本文抜粋.
□ □ □ □

2011年4月21日、航空調査の朝、新木場の東京ヘリポートに着いた。
スウェーデン人のパイロット、整備士に搭乗の目的と希望する経路に加え、どのように飛んで欲しいか伝えなければならなかった。
私は英語を話せない。オイスカで一番駄目なのは間違いない。前の日に『海岸林』だけは何と言うかだけは調べた。でも何故か通じた。
最も強調し、希望したのは、波打際に沿って、その外側を飛んで欲しいこと。名取市上空を低空、スローで飛んで欲しいことと、その際ドアを開けて撮影すること。我々が何をしようとしているか、最後までしっかり聞いてくれた。
ミッションを伝え切れた手応えがあった。多分エリクソンのご担当には、飛び方や撮り方は別として、目的を伝えてあったので、会社として予め指示してくれたのだろう。

給油のため一度福島のヘリポートに降りる。東北の寒さを感じた。普段ビデオなど使わない。この時間も撮影の練習をした。
まさに千載一遇。ワンチャンスをモノにしなければならない。現地入りは目前。絶対に使える画像を撮る。パイロットが気合いを入れてくれた。
太平洋が見えてきた。地図は頭に叩き込んでいた。操縦席のモニターも見ながら、宮城最南端の山元町に入ろうとしている事がわかった。狂いなくリクエスト通り。

眼下には津波で壊滅した荒野。あっという間に海岸に出て機首を北に向けた。ほぼ全ての松が西に向かって倒れている。観察は度外視した。役に立つ画像を収める事に専念した。

ヘリコプターは速い。すぐに仙台空港が見えた。段取り通り150mの低空。撮影を動画に切り替える。ドアが開く。昔もやった。怖くない。プロカメラマンの塚本さんに教わったコツを頭の片方で唱えた。
しかし、倒れていない森の一群が時折見られる。何故残っているのだろう?誰でもわかる事なのだが、その場所を地図で探し、初陸上踏査を行ったことで、極く短時間での大きな発見に繋がる。我々のスピードダッシュは更に加速した。鳥の目で見ることの大切さを身を持って感じた。
ヘリは最大限、海岸林に沿って飛行した。気仙沼市大島で引き換えし、再び宮城南部を往路同様に飛び、二度目は少し観察の目を持ちながら撮影した。もう陸上踏査のポイントは決まった。
この動画はホームページで見ていただくことができる。

□ □ □ □

(データ収集の記録)

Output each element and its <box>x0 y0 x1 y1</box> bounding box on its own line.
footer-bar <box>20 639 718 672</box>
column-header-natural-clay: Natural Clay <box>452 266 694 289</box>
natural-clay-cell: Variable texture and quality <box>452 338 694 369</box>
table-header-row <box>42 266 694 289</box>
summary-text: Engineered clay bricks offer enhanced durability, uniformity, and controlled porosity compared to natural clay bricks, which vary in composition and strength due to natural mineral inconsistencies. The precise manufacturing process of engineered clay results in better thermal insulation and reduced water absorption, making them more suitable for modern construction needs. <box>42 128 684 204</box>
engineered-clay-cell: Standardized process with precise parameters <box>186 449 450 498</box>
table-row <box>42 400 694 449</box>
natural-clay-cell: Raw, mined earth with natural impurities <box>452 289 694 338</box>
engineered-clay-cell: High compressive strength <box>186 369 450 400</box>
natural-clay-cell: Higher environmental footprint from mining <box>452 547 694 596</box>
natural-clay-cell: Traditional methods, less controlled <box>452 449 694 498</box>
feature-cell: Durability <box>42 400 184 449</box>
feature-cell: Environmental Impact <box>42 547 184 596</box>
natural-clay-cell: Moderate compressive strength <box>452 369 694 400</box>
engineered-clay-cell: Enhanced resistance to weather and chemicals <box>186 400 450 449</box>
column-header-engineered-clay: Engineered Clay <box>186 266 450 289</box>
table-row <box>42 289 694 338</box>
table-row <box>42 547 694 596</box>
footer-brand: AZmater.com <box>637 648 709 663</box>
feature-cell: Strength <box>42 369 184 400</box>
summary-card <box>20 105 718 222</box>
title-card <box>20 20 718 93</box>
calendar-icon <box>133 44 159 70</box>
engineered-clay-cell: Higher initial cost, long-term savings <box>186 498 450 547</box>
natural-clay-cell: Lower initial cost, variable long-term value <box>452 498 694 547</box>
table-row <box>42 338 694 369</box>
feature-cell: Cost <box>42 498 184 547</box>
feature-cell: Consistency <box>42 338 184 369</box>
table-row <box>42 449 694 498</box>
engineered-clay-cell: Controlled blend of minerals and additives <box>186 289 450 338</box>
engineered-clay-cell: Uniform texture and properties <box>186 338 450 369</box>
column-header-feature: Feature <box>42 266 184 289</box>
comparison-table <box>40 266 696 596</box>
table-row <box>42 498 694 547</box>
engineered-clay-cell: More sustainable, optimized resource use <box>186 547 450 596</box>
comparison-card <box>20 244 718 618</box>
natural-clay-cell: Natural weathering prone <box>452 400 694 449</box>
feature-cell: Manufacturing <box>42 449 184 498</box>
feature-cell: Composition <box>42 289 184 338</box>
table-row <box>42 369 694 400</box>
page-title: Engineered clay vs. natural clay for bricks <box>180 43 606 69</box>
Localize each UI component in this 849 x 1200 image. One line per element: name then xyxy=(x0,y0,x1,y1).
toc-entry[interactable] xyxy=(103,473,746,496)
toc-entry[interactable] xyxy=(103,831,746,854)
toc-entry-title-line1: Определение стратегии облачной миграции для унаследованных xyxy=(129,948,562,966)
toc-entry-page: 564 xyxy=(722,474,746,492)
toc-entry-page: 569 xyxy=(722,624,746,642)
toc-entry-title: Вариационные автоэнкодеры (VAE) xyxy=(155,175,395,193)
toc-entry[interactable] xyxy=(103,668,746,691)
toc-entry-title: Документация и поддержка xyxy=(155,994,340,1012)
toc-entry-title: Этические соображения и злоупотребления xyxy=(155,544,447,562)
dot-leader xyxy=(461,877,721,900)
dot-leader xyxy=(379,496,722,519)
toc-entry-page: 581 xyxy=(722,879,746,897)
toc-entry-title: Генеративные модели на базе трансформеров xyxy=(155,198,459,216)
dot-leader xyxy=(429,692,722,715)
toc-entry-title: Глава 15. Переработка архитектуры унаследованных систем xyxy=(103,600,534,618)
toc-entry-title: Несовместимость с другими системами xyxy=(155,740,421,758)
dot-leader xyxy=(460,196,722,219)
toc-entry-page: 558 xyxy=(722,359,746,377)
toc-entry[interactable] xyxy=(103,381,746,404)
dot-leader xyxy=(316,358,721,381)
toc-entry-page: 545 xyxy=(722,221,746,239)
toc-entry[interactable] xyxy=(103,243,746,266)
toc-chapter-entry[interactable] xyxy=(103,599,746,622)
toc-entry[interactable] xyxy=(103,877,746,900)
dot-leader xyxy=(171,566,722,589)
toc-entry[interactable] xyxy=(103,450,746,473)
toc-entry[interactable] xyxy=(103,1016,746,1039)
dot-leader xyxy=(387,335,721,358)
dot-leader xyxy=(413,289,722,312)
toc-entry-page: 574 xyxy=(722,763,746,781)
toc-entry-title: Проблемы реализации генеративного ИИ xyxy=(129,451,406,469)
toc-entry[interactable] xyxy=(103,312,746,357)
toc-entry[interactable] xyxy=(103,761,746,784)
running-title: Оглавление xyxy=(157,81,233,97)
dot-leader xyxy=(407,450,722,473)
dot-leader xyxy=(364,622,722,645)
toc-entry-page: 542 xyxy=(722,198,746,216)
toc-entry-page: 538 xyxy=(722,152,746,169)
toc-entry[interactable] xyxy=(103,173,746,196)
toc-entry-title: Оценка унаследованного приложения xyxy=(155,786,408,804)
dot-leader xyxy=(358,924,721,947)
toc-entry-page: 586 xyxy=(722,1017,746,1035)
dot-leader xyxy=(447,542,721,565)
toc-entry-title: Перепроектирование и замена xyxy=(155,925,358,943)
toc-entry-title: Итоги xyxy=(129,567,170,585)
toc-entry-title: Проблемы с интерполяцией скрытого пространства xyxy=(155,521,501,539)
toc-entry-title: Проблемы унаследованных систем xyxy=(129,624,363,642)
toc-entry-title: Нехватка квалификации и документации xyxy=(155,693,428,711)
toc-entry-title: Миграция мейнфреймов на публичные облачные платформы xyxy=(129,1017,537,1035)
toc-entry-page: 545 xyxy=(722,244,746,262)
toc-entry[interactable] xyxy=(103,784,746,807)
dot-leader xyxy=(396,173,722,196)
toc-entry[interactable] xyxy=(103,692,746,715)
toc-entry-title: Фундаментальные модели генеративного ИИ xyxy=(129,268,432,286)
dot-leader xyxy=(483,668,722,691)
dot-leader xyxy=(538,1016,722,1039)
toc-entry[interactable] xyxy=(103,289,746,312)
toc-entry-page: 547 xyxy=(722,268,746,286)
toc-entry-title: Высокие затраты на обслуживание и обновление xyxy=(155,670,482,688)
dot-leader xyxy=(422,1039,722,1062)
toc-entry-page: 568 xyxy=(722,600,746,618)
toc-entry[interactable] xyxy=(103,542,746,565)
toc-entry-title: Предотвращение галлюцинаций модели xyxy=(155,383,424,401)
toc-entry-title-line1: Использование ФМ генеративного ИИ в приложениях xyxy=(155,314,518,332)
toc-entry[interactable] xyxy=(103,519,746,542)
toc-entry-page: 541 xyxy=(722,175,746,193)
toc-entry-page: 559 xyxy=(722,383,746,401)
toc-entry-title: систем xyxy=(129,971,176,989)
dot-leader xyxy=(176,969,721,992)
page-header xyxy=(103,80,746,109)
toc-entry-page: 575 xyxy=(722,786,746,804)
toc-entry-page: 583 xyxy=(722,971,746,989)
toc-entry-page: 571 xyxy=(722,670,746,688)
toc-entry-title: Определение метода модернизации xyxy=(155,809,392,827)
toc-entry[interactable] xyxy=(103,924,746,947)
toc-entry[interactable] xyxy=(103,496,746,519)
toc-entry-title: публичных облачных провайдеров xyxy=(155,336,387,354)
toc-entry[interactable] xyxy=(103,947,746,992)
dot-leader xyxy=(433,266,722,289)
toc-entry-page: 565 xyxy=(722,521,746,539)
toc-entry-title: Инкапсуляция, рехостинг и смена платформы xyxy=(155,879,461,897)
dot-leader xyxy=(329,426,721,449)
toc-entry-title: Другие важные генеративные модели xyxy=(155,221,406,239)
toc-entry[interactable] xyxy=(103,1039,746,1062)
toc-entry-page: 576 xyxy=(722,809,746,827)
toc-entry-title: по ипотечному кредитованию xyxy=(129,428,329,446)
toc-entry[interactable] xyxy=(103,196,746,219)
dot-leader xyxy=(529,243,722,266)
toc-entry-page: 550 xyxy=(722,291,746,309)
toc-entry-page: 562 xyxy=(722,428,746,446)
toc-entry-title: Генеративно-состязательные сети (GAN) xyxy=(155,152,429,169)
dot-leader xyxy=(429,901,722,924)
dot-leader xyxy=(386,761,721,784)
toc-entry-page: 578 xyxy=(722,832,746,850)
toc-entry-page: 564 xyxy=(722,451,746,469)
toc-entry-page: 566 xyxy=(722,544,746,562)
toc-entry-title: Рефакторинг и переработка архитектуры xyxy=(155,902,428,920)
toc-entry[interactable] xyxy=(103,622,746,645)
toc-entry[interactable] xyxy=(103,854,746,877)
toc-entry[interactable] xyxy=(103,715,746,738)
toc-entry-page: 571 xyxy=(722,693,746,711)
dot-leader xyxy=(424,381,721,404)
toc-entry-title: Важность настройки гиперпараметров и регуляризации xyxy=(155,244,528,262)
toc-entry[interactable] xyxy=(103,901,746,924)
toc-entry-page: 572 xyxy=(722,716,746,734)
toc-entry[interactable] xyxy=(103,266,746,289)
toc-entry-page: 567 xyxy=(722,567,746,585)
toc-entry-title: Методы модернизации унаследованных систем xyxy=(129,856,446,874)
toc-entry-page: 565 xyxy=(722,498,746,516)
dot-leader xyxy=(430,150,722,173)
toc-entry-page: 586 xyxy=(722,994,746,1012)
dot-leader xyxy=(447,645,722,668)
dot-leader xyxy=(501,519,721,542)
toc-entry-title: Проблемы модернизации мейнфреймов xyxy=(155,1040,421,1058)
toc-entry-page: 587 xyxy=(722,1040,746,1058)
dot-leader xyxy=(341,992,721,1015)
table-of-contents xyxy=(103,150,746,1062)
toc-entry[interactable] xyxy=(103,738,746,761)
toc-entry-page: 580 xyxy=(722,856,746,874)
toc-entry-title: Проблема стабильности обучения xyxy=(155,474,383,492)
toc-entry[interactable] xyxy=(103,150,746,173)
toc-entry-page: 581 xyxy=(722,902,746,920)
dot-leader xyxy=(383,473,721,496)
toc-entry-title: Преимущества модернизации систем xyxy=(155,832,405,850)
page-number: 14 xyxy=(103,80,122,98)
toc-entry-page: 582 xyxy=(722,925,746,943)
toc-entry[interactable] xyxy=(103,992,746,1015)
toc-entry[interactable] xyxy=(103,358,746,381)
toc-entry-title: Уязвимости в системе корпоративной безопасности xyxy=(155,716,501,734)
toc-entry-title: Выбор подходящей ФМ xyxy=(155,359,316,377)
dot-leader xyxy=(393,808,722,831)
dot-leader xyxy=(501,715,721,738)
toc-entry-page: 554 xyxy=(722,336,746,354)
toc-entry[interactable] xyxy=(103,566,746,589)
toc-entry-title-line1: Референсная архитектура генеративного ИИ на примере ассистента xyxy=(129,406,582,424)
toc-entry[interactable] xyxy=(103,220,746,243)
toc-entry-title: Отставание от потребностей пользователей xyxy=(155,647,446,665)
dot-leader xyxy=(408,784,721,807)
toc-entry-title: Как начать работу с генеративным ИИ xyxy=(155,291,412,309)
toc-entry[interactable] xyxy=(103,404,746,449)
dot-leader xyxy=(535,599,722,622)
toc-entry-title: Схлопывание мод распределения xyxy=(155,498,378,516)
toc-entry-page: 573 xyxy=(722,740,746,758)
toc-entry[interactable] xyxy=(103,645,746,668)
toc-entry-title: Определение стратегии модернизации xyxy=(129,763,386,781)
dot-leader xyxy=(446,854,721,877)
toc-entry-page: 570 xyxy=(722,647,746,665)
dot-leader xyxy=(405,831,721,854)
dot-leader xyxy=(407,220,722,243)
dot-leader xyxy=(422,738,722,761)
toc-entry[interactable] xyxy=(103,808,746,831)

□ □ □ □

課題文.
航空調査の本文抜粋にある「ほぼ全ての松が西に向かって倒れている。」という一文を英語に訳してください。

解答文.
Almost all of the pine trees are lying fallen toward the west.